-- Given task --
Locate every line in the material below that has the word "when". Copy each of those lines.

-- START --

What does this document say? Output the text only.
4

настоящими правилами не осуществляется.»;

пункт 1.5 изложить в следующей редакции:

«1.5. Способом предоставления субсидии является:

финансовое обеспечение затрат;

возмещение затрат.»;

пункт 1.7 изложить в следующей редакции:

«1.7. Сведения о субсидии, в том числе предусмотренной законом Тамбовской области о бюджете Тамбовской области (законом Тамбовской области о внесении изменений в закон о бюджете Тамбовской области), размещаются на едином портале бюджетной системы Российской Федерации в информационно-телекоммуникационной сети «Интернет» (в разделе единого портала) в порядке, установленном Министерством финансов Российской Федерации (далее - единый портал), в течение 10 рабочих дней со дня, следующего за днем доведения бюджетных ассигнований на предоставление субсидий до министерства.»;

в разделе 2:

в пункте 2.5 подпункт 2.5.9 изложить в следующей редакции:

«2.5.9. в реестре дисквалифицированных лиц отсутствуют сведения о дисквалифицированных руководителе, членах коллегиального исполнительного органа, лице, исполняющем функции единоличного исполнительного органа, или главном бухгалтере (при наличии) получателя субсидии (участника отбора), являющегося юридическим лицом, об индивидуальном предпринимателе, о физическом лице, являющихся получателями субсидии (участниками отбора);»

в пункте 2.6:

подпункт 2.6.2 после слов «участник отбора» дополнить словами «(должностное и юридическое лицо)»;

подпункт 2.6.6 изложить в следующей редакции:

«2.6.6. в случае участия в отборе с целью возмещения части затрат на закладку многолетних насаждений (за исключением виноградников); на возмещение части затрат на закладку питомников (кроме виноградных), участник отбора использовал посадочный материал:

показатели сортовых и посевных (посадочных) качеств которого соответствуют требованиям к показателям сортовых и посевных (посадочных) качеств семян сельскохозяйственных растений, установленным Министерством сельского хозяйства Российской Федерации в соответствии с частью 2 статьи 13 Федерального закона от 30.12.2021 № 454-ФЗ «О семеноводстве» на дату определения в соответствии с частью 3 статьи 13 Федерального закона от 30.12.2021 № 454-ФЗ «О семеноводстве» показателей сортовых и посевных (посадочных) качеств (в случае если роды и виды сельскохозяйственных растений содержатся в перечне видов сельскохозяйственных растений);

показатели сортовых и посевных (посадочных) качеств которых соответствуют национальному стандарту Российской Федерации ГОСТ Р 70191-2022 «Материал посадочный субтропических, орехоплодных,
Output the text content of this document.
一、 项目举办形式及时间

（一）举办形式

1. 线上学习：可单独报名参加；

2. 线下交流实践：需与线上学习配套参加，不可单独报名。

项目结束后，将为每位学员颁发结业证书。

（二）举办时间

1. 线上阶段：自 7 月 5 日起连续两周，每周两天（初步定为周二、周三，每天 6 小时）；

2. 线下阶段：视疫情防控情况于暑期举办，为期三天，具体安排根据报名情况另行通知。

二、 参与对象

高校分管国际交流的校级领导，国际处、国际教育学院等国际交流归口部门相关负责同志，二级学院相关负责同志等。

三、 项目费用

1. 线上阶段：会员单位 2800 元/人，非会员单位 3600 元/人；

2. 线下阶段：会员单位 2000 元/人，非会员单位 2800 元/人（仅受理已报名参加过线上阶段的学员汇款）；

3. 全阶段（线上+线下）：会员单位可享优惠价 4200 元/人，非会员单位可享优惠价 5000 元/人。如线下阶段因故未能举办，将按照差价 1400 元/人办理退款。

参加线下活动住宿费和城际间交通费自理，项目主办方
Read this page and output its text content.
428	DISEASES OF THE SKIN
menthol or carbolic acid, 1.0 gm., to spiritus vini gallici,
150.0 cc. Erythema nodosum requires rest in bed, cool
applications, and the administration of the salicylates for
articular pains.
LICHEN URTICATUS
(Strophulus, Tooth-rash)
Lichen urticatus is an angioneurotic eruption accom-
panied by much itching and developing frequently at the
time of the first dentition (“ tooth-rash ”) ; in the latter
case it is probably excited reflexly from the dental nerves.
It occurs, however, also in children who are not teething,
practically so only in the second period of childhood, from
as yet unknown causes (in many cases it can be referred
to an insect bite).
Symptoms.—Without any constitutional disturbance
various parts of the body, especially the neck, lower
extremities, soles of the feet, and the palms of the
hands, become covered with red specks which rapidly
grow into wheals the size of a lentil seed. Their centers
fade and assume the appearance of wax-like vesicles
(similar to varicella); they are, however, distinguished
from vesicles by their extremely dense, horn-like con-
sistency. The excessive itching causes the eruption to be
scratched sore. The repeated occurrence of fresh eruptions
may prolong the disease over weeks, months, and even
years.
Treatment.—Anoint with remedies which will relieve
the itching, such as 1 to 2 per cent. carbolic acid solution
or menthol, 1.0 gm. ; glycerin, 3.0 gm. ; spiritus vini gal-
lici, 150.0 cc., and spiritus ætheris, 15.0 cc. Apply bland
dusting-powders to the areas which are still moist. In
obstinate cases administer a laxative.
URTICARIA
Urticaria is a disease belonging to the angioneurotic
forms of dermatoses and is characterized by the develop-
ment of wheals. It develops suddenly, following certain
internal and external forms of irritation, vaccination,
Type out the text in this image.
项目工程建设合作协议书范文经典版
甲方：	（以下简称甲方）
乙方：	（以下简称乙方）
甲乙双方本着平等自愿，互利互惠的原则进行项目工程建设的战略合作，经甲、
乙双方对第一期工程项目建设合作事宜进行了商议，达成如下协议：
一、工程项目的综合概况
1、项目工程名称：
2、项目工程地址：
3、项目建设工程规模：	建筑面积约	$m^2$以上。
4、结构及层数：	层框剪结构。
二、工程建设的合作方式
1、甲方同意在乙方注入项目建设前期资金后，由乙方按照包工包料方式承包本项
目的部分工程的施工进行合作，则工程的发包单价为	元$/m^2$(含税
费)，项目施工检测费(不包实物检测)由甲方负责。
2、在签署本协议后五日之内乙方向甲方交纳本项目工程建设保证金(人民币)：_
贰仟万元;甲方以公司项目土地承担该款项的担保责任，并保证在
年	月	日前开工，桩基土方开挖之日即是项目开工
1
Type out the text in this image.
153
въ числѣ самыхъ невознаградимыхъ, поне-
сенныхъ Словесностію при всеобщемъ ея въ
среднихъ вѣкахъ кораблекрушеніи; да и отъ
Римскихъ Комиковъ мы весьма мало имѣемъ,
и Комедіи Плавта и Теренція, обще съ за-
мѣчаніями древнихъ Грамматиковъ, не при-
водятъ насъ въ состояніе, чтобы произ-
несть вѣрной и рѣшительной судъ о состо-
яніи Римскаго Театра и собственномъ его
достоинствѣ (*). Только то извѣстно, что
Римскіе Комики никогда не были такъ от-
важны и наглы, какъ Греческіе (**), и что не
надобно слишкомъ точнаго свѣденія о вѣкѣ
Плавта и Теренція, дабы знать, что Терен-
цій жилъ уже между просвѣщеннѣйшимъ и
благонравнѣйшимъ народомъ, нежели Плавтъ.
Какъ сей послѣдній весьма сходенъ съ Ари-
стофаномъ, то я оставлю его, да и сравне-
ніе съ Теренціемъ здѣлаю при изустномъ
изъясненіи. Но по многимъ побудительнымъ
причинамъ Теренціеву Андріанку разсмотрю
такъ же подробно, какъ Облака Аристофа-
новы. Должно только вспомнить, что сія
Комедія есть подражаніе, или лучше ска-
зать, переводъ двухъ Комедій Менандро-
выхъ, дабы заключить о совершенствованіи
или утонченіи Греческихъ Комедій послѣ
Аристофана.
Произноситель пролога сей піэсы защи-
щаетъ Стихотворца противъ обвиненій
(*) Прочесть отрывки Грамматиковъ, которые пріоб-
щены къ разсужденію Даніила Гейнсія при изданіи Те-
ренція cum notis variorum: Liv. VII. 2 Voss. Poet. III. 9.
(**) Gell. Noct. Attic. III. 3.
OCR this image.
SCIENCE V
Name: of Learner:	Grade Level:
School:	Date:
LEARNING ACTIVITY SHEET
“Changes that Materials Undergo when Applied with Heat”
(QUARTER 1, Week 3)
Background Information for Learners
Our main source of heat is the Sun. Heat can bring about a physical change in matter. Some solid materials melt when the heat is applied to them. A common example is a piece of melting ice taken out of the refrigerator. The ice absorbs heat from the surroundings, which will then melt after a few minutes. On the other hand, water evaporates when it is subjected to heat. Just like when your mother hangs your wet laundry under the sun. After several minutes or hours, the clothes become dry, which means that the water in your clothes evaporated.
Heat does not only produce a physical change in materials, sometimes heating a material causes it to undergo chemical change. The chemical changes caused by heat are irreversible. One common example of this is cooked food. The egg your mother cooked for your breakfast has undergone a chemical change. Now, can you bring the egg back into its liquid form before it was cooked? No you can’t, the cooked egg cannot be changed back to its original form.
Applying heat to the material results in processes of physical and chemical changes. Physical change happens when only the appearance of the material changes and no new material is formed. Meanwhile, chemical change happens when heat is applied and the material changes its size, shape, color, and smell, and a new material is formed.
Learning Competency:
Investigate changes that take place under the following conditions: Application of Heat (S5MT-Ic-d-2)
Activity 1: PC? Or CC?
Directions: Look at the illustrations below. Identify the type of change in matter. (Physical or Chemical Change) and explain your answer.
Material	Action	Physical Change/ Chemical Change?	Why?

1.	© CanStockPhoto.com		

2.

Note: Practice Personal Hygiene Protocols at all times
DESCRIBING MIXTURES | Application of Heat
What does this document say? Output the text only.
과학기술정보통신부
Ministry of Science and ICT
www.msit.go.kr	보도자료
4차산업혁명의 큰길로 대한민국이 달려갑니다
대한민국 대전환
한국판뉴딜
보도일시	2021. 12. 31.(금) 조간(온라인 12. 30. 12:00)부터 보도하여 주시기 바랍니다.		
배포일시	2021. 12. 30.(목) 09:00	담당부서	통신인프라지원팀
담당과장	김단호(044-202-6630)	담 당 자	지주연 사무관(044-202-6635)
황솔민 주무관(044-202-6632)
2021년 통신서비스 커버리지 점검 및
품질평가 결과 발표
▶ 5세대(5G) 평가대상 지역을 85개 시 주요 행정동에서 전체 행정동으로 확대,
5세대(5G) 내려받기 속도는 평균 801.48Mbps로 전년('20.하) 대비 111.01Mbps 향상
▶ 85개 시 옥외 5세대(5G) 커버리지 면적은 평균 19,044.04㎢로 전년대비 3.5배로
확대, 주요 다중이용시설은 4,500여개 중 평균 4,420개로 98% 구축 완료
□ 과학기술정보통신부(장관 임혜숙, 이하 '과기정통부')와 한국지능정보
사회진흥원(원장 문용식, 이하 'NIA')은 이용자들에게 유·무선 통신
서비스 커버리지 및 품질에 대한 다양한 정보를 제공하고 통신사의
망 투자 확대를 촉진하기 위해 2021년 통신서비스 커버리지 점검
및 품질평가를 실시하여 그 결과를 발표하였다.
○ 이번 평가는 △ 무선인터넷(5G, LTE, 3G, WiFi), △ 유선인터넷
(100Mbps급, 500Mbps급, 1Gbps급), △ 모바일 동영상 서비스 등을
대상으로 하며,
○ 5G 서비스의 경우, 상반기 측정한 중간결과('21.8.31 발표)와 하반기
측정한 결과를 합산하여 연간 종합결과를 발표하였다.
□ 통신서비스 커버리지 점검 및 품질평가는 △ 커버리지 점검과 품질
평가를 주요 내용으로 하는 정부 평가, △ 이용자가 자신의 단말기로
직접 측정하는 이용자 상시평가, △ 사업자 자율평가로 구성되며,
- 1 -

-- END --

-- Problem solution --
“Changes that Materials Undergo when Applied with Heat”
Our main source of heat is the Sun. Heat can bring about a physical change in matter. Some solid materials melt when the heat is applied to them. A common example is a piece of melting ice taken out of the refrigerator. The ice absorbs heat from the surroundings, which will then melt after a few minutes. On the other hand, water evaporates when it is subjected to heat. Just like when your mother hangs your wet laundry under the sun. After several minutes or hours, the clothes become dry, which means that the water in your clothes evaporated.
Applying heat to the material results in processes of physical and chemical changes. Physical change happens when only the appearance of the material changes and no new material is formed. Meanwhile, chemical change happens when heat is applied and the material changes its size, shape, color, and smell, and a new material is formed.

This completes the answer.